▶ _What is being asked_
Copy, from the entries below, each line where the word "nwindow" can be found.

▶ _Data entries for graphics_
·····
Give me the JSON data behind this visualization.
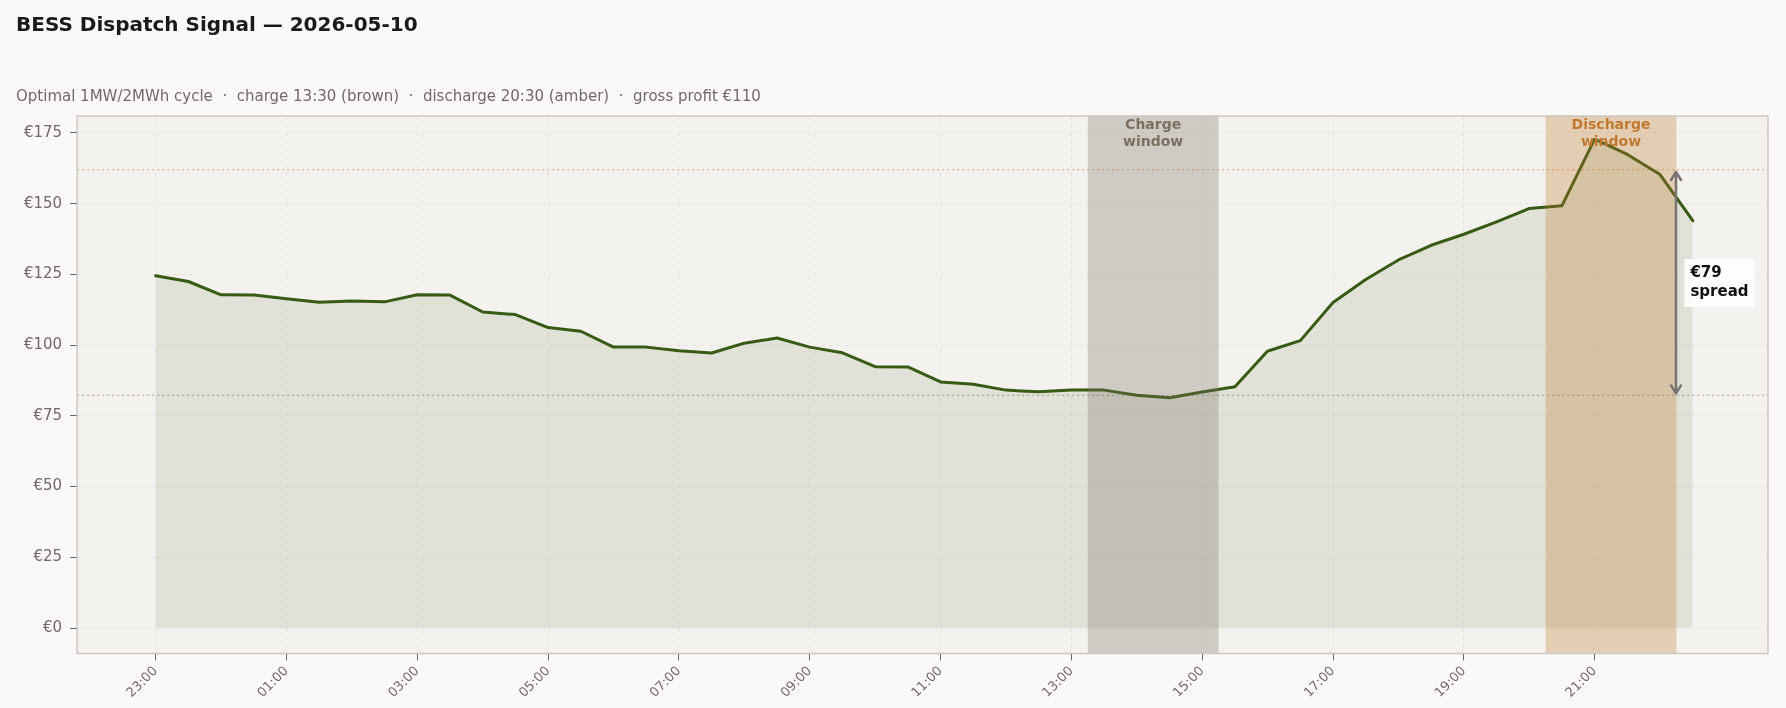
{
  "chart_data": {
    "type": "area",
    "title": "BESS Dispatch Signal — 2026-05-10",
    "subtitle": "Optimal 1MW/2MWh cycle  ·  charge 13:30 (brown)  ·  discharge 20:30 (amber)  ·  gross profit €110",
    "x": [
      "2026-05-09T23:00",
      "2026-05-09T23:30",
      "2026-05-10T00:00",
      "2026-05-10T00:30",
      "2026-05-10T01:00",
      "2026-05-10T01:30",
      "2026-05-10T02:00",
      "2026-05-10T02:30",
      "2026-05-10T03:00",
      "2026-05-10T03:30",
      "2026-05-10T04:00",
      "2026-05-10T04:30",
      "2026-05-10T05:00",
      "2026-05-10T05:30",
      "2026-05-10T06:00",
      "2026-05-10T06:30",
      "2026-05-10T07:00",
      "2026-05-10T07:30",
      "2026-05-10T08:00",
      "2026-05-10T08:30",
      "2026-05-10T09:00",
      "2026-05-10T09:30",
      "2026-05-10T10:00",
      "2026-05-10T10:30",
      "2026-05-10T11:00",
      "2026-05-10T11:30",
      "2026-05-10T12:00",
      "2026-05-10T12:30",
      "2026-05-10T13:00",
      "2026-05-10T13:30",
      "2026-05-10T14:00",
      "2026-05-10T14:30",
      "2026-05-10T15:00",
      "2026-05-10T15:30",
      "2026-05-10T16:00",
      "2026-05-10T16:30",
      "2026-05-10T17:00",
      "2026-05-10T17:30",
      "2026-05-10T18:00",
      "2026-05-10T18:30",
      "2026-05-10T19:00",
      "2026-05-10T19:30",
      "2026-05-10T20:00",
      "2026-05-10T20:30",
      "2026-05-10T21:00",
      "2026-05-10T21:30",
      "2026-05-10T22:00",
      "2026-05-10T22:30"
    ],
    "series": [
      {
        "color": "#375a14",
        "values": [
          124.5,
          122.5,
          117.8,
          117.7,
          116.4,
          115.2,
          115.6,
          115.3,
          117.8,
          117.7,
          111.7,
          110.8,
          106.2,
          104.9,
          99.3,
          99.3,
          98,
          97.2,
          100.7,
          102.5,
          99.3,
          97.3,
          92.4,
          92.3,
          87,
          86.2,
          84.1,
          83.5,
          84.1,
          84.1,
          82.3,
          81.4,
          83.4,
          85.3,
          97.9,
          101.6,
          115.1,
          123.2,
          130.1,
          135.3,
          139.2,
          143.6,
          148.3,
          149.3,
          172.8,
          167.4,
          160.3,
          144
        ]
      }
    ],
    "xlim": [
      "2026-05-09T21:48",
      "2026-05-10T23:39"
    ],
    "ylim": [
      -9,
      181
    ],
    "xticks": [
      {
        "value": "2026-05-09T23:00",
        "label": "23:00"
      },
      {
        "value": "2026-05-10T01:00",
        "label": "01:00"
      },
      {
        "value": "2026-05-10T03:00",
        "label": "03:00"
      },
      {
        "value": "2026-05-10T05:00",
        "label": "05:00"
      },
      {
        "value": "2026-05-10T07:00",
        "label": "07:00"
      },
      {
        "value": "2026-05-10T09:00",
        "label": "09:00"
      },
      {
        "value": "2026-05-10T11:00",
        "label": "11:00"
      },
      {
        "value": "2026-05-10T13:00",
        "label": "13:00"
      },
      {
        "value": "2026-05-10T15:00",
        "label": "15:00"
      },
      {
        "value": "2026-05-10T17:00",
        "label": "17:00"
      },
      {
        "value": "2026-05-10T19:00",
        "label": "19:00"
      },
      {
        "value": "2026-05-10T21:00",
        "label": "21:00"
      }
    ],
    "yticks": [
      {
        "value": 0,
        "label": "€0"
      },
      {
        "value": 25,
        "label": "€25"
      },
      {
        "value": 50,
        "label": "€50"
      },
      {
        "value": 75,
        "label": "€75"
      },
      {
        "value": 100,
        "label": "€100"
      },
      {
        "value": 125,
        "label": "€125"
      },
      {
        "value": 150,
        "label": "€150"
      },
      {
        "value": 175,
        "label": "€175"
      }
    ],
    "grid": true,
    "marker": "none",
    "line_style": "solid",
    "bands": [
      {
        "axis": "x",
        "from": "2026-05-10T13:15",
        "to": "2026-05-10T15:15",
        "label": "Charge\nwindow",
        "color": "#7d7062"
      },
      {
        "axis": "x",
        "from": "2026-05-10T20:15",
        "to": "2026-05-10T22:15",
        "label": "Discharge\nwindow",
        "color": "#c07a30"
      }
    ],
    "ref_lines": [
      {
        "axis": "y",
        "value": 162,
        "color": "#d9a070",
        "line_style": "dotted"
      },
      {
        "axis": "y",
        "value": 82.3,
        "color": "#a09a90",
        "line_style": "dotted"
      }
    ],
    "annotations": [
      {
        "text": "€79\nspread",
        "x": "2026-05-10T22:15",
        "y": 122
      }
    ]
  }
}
·····
▶ _Answer to this exercise_
        "label": "Charge\nwindow",
        "label": "Discharge\nwindow",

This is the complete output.